### Problem to solve
Of all the lines in these entries, how many contain the string "true"? Give only that count.
*** Extracted records ***
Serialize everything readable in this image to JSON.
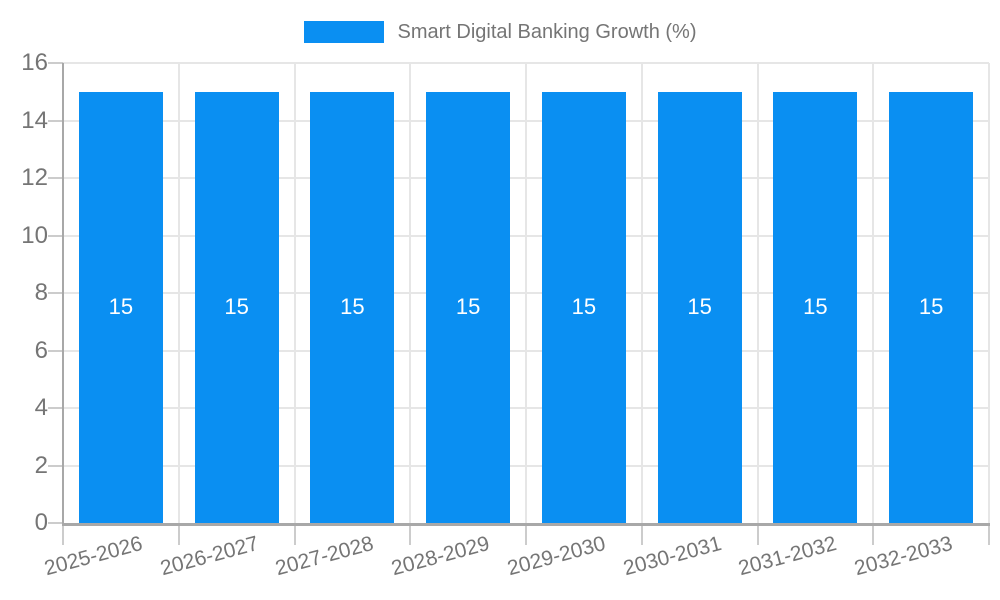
{
  "chart_data": {
    "type": "bar",
    "title": "Smart Digital Banking Growth (%)",
    "legend_label": "Smart Digital Banking Growth (%)",
    "legend_position": "top",
    "categories": [
      "2025-2026",
      "2026-2027",
      "2027-2028",
      "2028-2029",
      "2029-2030",
      "2030-2031",
      "2031-2032",
      "2032-2033"
    ],
    "values": [
      15,
      15,
      15,
      15,
      15,
      15,
      15,
      15
    ],
    "bar_value_labels": [
      "15",
      "15",
      "15",
      "15",
      "15",
      "15",
      "15",
      "15"
    ],
    "xlabel": "",
    "ylabel": "",
    "ylim": [
      0,
      16
    ],
    "yticks": [
      "0",
      "2",
      "4",
      "6",
      "8",
      "10",
      "12",
      "14",
      "16"
    ],
    "ytick_values": [
      0,
      2,
      4,
      6,
      8,
      10,
      12,
      14,
      16
    ],
    "grid": true,
    "colors": {
      "bar": "#0a8ff2",
      "bar_label_text": "#ffffff",
      "tick_text": "#757575",
      "legend_text": "#757575",
      "axis_line": "#a8a8a8",
      "gridline": "#e6e6e6",
      "tick_mark": "#cccccc"
    }
  }
}
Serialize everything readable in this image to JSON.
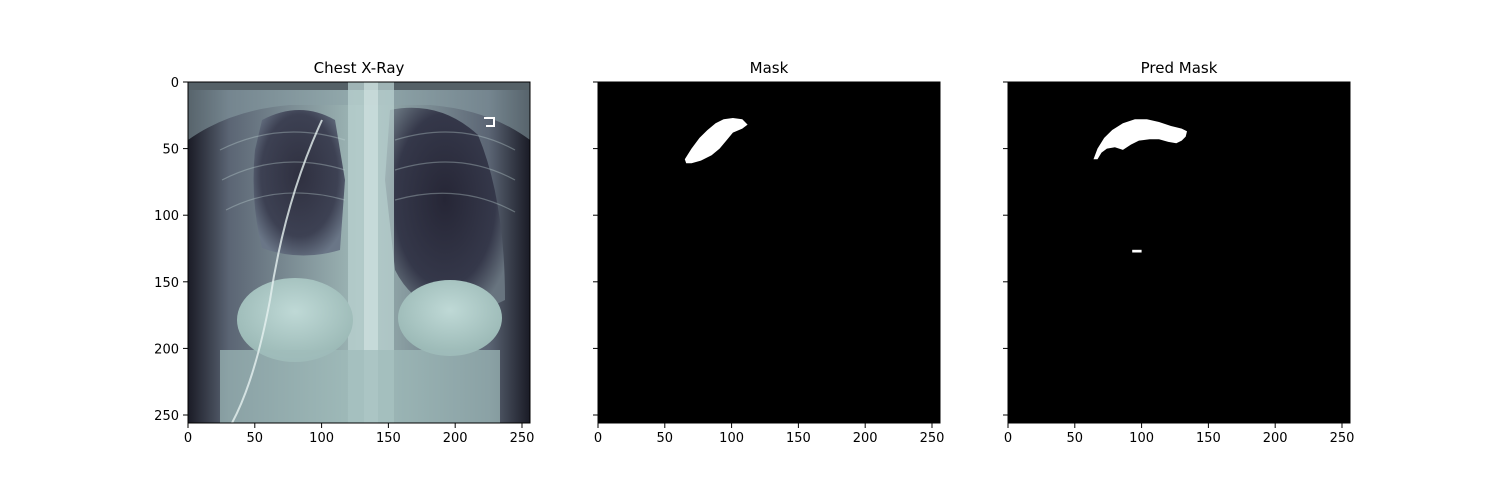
{
  "panels": [
    {
      "title": "Chest X-Ray",
      "kind": "xray",
      "show_y_tick_labels": true
    },
    {
      "title": "Mask",
      "kind": "mask",
      "show_y_tick_labels": false,
      "regions": [
        {
          "name": "upper-lung-region",
          "outline": [
            [
              65,
              58
            ],
            [
              70,
              50
            ],
            [
              76,
              42
            ],
            [
              82,
              36
            ],
            [
              88,
              31
            ],
            [
              94,
              28
            ],
            [
              101,
              27
            ],
            [
              108,
              28
            ],
            [
              112,
              32
            ],
            [
              108,
              35
            ],
            [
              101,
              38
            ],
            [
              96,
              44
            ],
            [
              91,
              50
            ],
            [
              85,
              55
            ],
            [
              77,
              59
            ],
            [
              70,
              61
            ],
            [
              66,
              61
            ]
          ]
        }
      ]
    },
    {
      "title": "Pred Mask",
      "kind": "mask",
      "show_y_tick_labels": false,
      "regions": [
        {
          "name": "predicted-upper-lung-region",
          "outline": [
            [
              64,
              58
            ],
            [
              67,
              50
            ],
            [
              72,
              42
            ],
            [
              78,
              36
            ],
            [
              86,
              31
            ],
            [
              95,
              28
            ],
            [
              104,
              28
            ],
            [
              113,
              30
            ],
            [
              122,
              33
            ],
            [
              130,
              35
            ],
            [
              134,
              37
            ],
            [
              133,
              41
            ],
            [
              130,
              44
            ],
            [
              126,
              46
            ],
            [
              120,
              45
            ],
            [
              113,
              43
            ],
            [
              106,
              43
            ],
            [
              98,
              44
            ],
            [
              92,
              47
            ],
            [
              86,
              51
            ],
            [
              80,
              49
            ],
            [
              74,
              50
            ],
            [
              70,
              53
            ],
            [
              67,
              58
            ]
          ]
        },
        {
          "name": "predicted-small-spot",
          "outline": [
            [
              93,
              126
            ],
            [
              100,
              126
            ],
            [
              100,
              128
            ],
            [
              93,
              128
            ]
          ]
        }
      ]
    }
  ],
  "axes": {
    "x_ticks": [
      "0",
      "50",
      "100",
      "150",
      "200",
      "250"
    ],
    "y_ticks": [
      "0",
      "50",
      "100",
      "150",
      "200",
      "250"
    ],
    "image_extent": [
      0,
      256
    ]
  },
  "colors": {
    "mask_background": "#000000",
    "mask_foreground": "#ffffff",
    "xray_colormap": "bone"
  }
}
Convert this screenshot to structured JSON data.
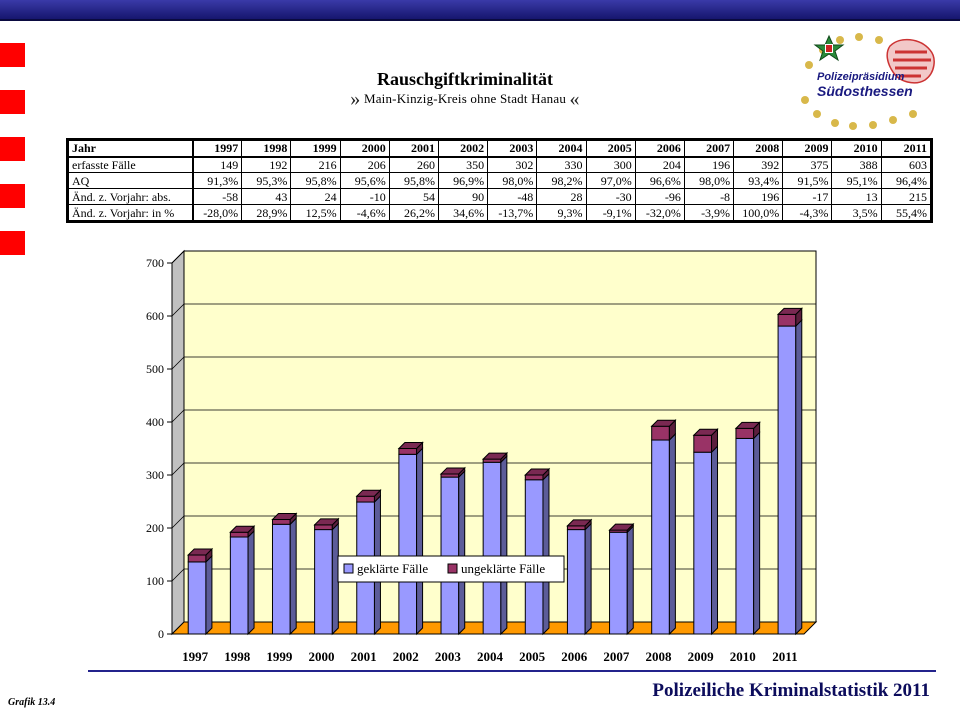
{
  "title": "Rauschgiftkriminalität",
  "subtitle_open": "»",
  "subtitle": "Main-Kinzig-Kreis ohne Stadt Hanau",
  "subtitle_close": "«",
  "logo": {
    "line1": "Polizeipräsidium",
    "line2": "Südosthessen"
  },
  "table": {
    "header_label": "Jahr",
    "years": [
      "1997",
      "1998",
      "1999",
      "2000",
      "2001",
      "2002",
      "2003",
      "2004",
      "2005",
      "2006",
      "2007",
      "2008",
      "2009",
      "2010",
      "2011"
    ],
    "rows": [
      {
        "label": "erfasste Fälle",
        "values": [
          "149",
          "192",
          "216",
          "206",
          "260",
          "350",
          "302",
          "330",
          "300",
          "204",
          "196",
          "392",
          "375",
          "388",
          "603"
        ]
      },
      {
        "label": "AQ",
        "values": [
          "91,3%",
          "95,3%",
          "95,8%",
          "95,6%",
          "95,8%",
          "96,9%",
          "98,0%",
          "98,2%",
          "97,0%",
          "96,6%",
          "98,0%",
          "93,4%",
          "91,5%",
          "95,1%",
          "96,4%"
        ]
      },
      {
        "label": "Änd. z. Vorjahr: abs.",
        "values": [
          "-58",
          "43",
          "24",
          "-10",
          "54",
          "90",
          "-48",
          "28",
          "-30",
          "-96",
          "-8",
          "196",
          "-17",
          "13",
          "215"
        ]
      },
      {
        "label": "Änd. z. Vorjahr: in %",
        "values": [
          "-28,0%",
          "28,9%",
          "12,5%",
          "-4,6%",
          "26,2%",
          "34,6%",
          "-13,7%",
          "9,3%",
          "-9,1%",
          "-32,0%",
          "-3,9%",
          "100,0%",
          "-4,3%",
          "3,5%",
          "55,4%"
        ]
      }
    ]
  },
  "chart_data": {
    "type": "bar",
    "stacked": true,
    "categories": [
      "1997",
      "1998",
      "1999",
      "2000",
      "2001",
      "2002",
      "2003",
      "2004",
      "2005",
      "2006",
      "2007",
      "2008",
      "2009",
      "2010",
      "2011"
    ],
    "series": [
      {
        "name": "geklärte Fälle",
        "color": "#9999ff",
        "values": [
          136,
          183,
          207,
          197,
          249,
          339,
          296,
          324,
          291,
          197,
          192,
          366,
          343,
          369,
          581
        ]
      },
      {
        "name": "ungeklärte Fälle",
        "color": "#993366",
        "values": [
          13,
          9,
          9,
          9,
          11,
          11,
          6,
          6,
          9,
          7,
          4,
          26,
          32,
          19,
          22
        ]
      }
    ],
    "ylim": [
      0,
      700
    ],
    "yticks": [
      "0",
      "100",
      "200",
      "300",
      "400",
      "500",
      "600",
      "700"
    ],
    "grid": true,
    "legend_position": "bottom-center",
    "plot_background": "#ffffcc",
    "floor_color": "#ff9900"
  },
  "footer": "Polizeiliche Kriminalstatistik 2011",
  "caption": "Grafik 13.4"
}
***
### Response
4